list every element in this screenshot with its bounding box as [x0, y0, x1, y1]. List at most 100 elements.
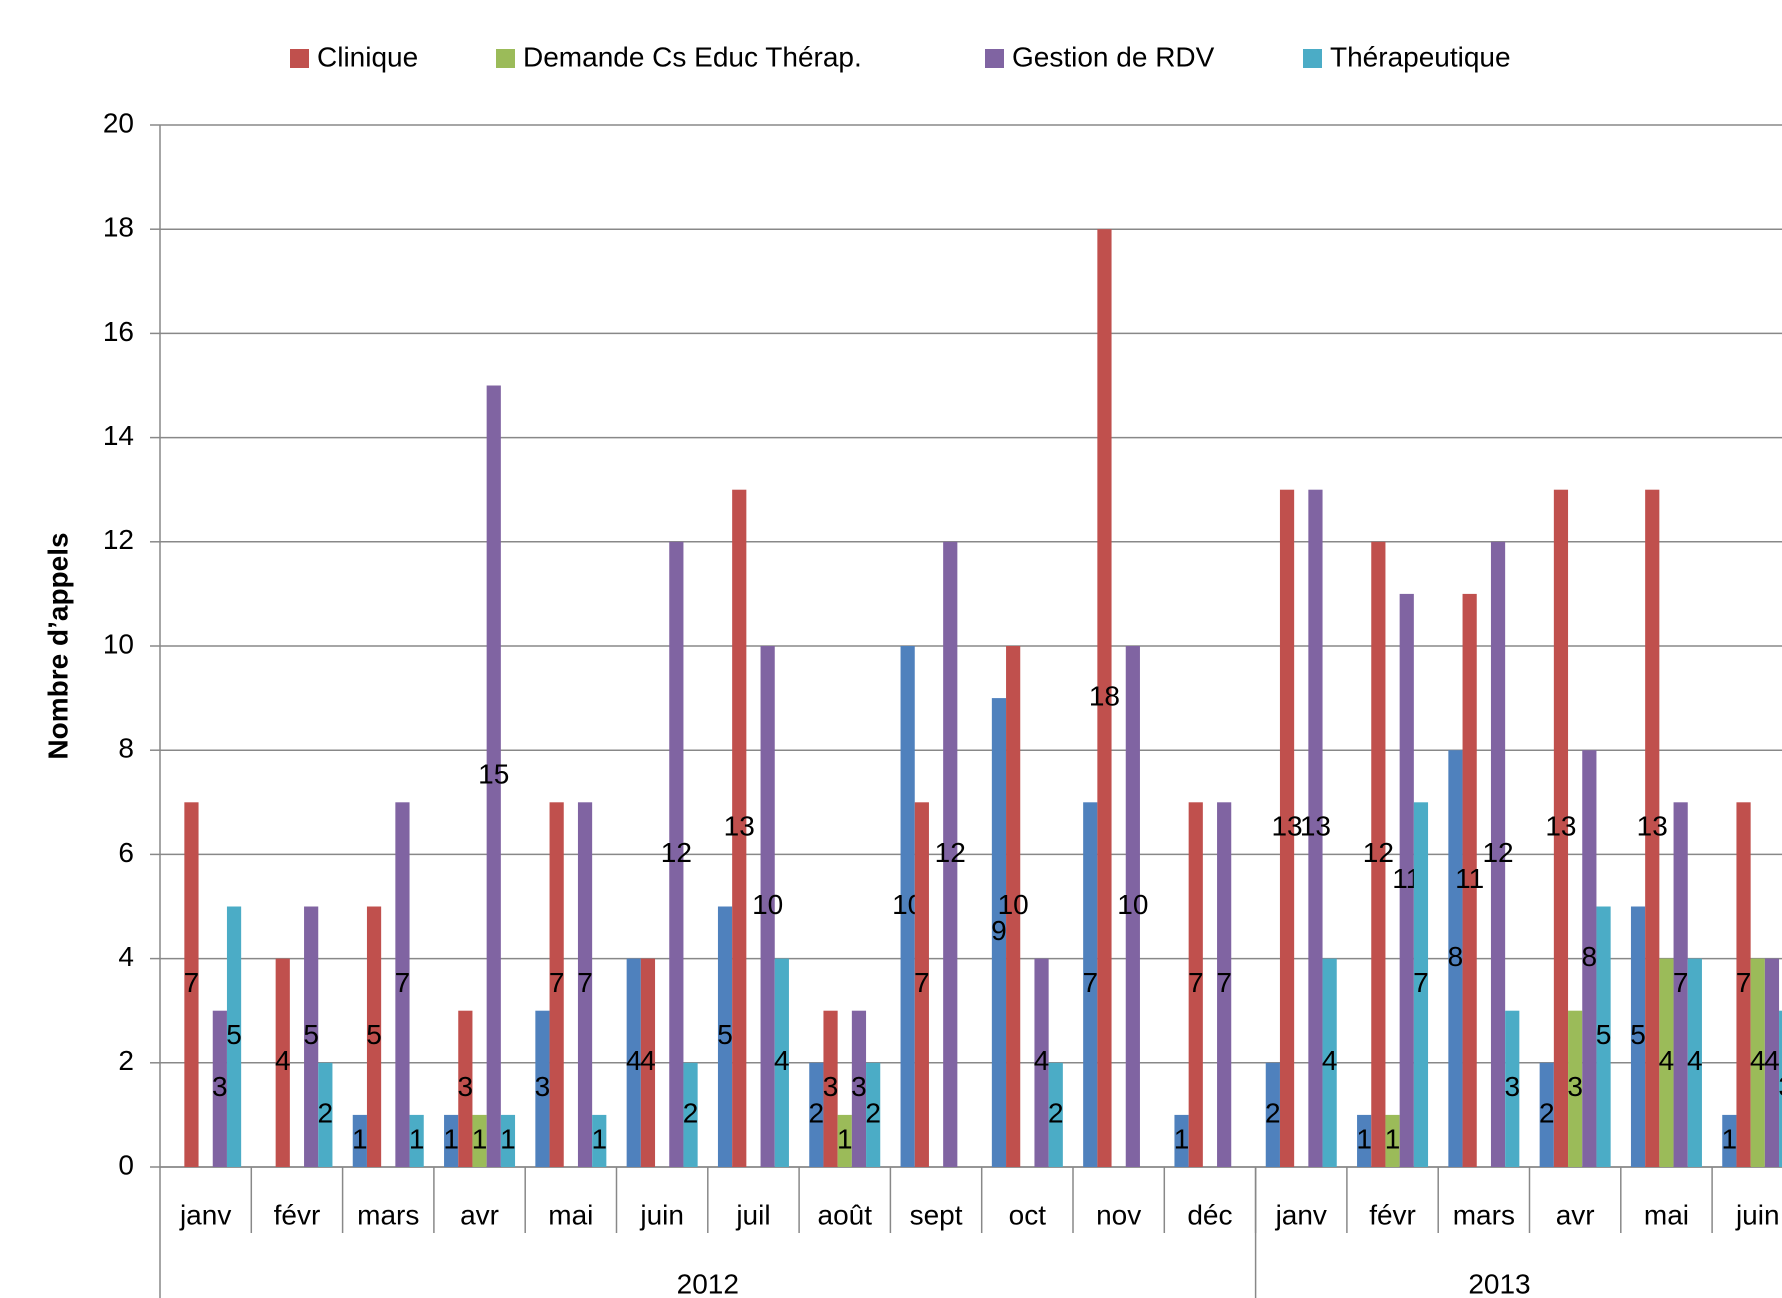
y-tick-label: 8 — [118, 733, 134, 764]
bar — [943, 541, 958, 1167]
bar — [683, 1062, 698, 1167]
bar — [774, 958, 789, 1167]
bar — [226, 906, 242, 1167]
data-label: 15 — [478, 759, 509, 790]
bar — [669, 541, 684, 1167]
legend-swatch — [985, 49, 1004, 68]
y-tick-label: 12 — [103, 524, 134, 555]
data-label: 4 — [1687, 1045, 1703, 1076]
data-label: 12 — [935, 837, 966, 868]
data-label: 3 — [212, 1071, 228, 1102]
bar — [851, 1010, 867, 1167]
bar — [500, 1114, 516, 1167]
bar — [760, 646, 775, 1167]
x-tick-label: mars — [357, 1199, 419, 1230]
data-label: 4 — [626, 1045, 642, 1076]
bar — [184, 802, 199, 1167]
bar — [1048, 1062, 1063, 1167]
data-label: 2 — [865, 1097, 881, 1128]
bar — [1645, 489, 1660, 1167]
x-tick-label: févr — [1369, 1199, 1416, 1230]
bar — [444, 1114, 459, 1167]
bar — [1490, 541, 1506, 1167]
bar — [1596, 906, 1611, 1167]
bar — [1371, 541, 1386, 1167]
bar — [318, 1062, 333, 1167]
data-label: 13 — [724, 811, 755, 842]
legend-swatch — [290, 49, 309, 68]
x-tick-label: oct — [1009, 1199, 1047, 1230]
data-label: 5 — [1630, 1019, 1646, 1050]
legend-swatch — [496, 49, 515, 68]
data-label: 13 — [1271, 811, 1302, 842]
bar — [1462, 593, 1477, 1167]
data-label: 4 — [1659, 1045, 1675, 1076]
x-tick-label: juil — [735, 1199, 770, 1230]
legend-label: Clinique — [317, 41, 418, 72]
data-label: 11 — [1455, 863, 1484, 894]
data-label: 4 — [1034, 1045, 1050, 1076]
bar — [1505, 1010, 1520, 1167]
data-label: 1 — [1174, 1123, 1190, 1154]
data-label: 4 — [1764, 1045, 1780, 1076]
bar — [640, 958, 656, 1167]
bar — [1582, 750, 1597, 1167]
bar — [304, 906, 319, 1167]
x-tick-label: juin — [1735, 1199, 1780, 1230]
data-label: 3 — [851, 1071, 867, 1102]
x-tick-label: mai — [1644, 1199, 1689, 1230]
data-label: 7 — [1216, 967, 1232, 998]
data-label: 1 — [472, 1123, 488, 1154]
x-tick-label: août — [818, 1199, 873, 1230]
data-label: 13 — [1545, 811, 1576, 842]
bar — [212, 1010, 227, 1167]
data-label: 1 — [837, 1123, 853, 1154]
x-tick-label: déc — [1187, 1199, 1232, 1230]
bar — [809, 1062, 824, 1167]
data-label: 13 — [1300, 811, 1331, 842]
y-tick-label: 6 — [118, 837, 134, 868]
bar — [472, 1114, 487, 1167]
bar — [1399, 593, 1414, 1167]
bar — [1034, 958, 1049, 1167]
bar — [1385, 1114, 1400, 1167]
x-tick-label: avr — [460, 1199, 499, 1230]
data-label: 7 — [184, 967, 200, 998]
data-label: 4 — [275, 1045, 291, 1076]
data-label: 8 — [1448, 941, 1464, 972]
bar — [1357, 1114, 1372, 1167]
legend-label: Demande Cs Educ Thérap. — [523, 41, 862, 72]
bar — [1687, 958, 1702, 1167]
bar — [1539, 1062, 1554, 1167]
bar — [866, 1062, 881, 1167]
bar — [823, 1010, 838, 1167]
bar — [486, 385, 501, 1167]
legend-label: Gestion de RDV — [1012, 41, 1215, 72]
bar — [352, 1114, 367, 1167]
data-label: 9 — [991, 915, 1007, 946]
bar — [549, 802, 564, 1167]
x-tick-label: mai — [548, 1199, 593, 1230]
data-label: 7 — [1413, 967, 1429, 998]
data-label: 3 — [535, 1071, 551, 1102]
x-group-label: 2013 — [1468, 1268, 1530, 1298]
bar — [732, 489, 747, 1167]
bar — [1322, 958, 1337, 1167]
x-tick-label: mars — [1453, 1199, 1515, 1230]
bar — [900, 646, 915, 1167]
data-label: 13 — [1637, 811, 1668, 842]
bar — [1188, 802, 1203, 1167]
data-label: 5 — [366, 1019, 382, 1050]
bar — [914, 802, 929, 1167]
data-label: 10 — [998, 889, 1029, 920]
y-tick-label: 4 — [118, 941, 134, 972]
y-tick-label: 18 — [103, 212, 134, 243]
y-tick-label: 16 — [103, 316, 134, 347]
bar — [1006, 646, 1021, 1167]
data-label: 7 — [395, 967, 411, 998]
bar — [1722, 1114, 1737, 1167]
data-label: 4 — [1750, 1045, 1766, 1076]
data-label: 7 — [1082, 967, 1098, 998]
data-label: 4 — [774, 1045, 790, 1076]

****************************************

WHAT YOU WILL DO. Write out every line of the records above unchanged, leaving out the pictures.

THE REPLY.
list every element in this screenshot with its bounding box as [x0, y0, x1, y1]. List at most 100 elements.
y-tick-label: 8 — [118, 733, 134, 764]
bar — [943, 541, 958, 1167]
bar — [683, 1062, 698, 1167]
bar — [774, 958, 789, 1167]
bar — [226, 906, 242, 1167]
data-label: 15 — [478, 759, 509, 790]
bar — [669, 541, 684, 1167]
legend-swatch — [985, 49, 1004, 68]
y-tick-label: 12 — [103, 524, 134, 555]
data-label: 4 — [1687, 1045, 1703, 1076]
data-label: 12 — [935, 837, 966, 868]
data-label: 3 — [212, 1071, 228, 1102]
bar — [851, 1010, 867, 1167]
bar — [500, 1114, 516, 1167]
bar — [760, 646, 775, 1167]
x-tick-label: mars — [357, 1199, 419, 1230]
data-label: 4 — [626, 1045, 642, 1076]
bar — [184, 802, 199, 1167]
bar — [1048, 1062, 1063, 1167]
data-label: 2 — [865, 1097, 881, 1128]
bar — [1645, 489, 1660, 1167]
x-tick-label: févr — [1369, 1199, 1416, 1230]
bar — [444, 1114, 459, 1167]
bar — [1490, 541, 1506, 1167]
bar — [1596, 906, 1611, 1167]
bar — [1371, 541, 1386, 1167]
bar — [318, 1062, 333, 1167]
data-label: 13 — [724, 811, 755, 842]
legend-swatch — [290, 49, 309, 68]
x-tick-label: oct — [1009, 1199, 1047, 1230]
data-label: 5 — [1630, 1019, 1646, 1050]
legend-swatch — [496, 49, 515, 68]
data-label: 13 — [1271, 811, 1302, 842]
bar — [1462, 593, 1477, 1167]
data-label: 4 — [1659, 1045, 1675, 1076]
x-tick-label: juil — [735, 1199, 770, 1230]
legend-label: Clinique — [317, 41, 418, 72]
data-label: 11 — [1455, 863, 1484, 894]
data-label: 4 — [1034, 1045, 1050, 1076]
bar — [1505, 1010, 1520, 1167]
data-label: 1 — [1174, 1123, 1190, 1154]
data-label: 4 — [1764, 1045, 1780, 1076]
bar — [640, 958, 656, 1167]
bar — [1582, 750, 1597, 1167]
bar — [304, 906, 319, 1167]
x-tick-label: juin — [1735, 1199, 1780, 1230]
data-label: 3 — [851, 1071, 867, 1102]
x-tick-label: mai — [1644, 1199, 1689, 1230]
data-label: 7 — [1216, 967, 1232, 998]
data-label: 1 — [472, 1123, 488, 1154]
x-tick-label: août — [818, 1199, 873, 1230]
data-label: 13 — [1545, 811, 1576, 842]
bar — [212, 1010, 227, 1167]
data-label: 1 — [837, 1123, 853, 1154]
x-tick-label: déc — [1187, 1199, 1232, 1230]
bar — [809, 1062, 824, 1167]
data-label: 13 — [1300, 811, 1331, 842]
y-tick-label: 6 — [118, 837, 134, 868]
bar — [472, 1114, 487, 1167]
bar — [1399, 593, 1414, 1167]
bar — [1034, 958, 1049, 1167]
bar — [1385, 1114, 1400, 1167]
x-tick-label: avr — [460, 1199, 499, 1230]
data-label: 7 — [184, 967, 200, 998]
data-label: 4 — [275, 1045, 291, 1076]
data-label: 8 — [1448, 941, 1464, 972]
bar — [1357, 1114, 1372, 1167]
legend-label: Demande Cs Educ Thérap. — [523, 41, 862, 72]
bar — [1687, 958, 1702, 1167]
bar — [1539, 1062, 1554, 1167]
bar — [866, 1062, 881, 1167]
bar — [823, 1010, 838, 1167]
bar — [486, 385, 501, 1167]
legend-label: Gestion de RDV — [1012, 41, 1215, 72]
bar — [352, 1114, 367, 1167]
data-label: 9 — [991, 915, 1007, 946]
bar — [549, 802, 564, 1167]
x-tick-label: mai — [548, 1199, 593, 1230]
data-label: 7 — [1413, 967, 1429, 998]
data-label: 3 — [535, 1071, 551, 1102]
x-group-label: 2013 — [1468, 1268, 1530, 1298]
bar — [732, 489, 747, 1167]
bar — [1322, 958, 1337, 1167]
x-tick-label: mars — [1453, 1199, 1515, 1230]
bar — [900, 646, 915, 1167]
data-label: 13 — [1637, 811, 1668, 842]
bar — [1188, 802, 1203, 1167]
data-label: 5 — [366, 1019, 382, 1050]
bar — [914, 802, 929, 1167]
data-label: 10 — [998, 889, 1029, 920]
y-tick-label: 4 — [118, 941, 134, 972]
y-tick-label: 18 — [103, 212, 134, 243]
y-tick-label: 16 — [103, 316, 134, 347]
bar — [1006, 646, 1021, 1167]
data-label: 7 — [395, 967, 411, 998]
bar — [1722, 1114, 1737, 1167]
data-label: 4 — [1750, 1045, 1766, 1076]
data-label: 7 — [1082, 967, 1098, 998]
data-label: 4 — [774, 1045, 790, 1076]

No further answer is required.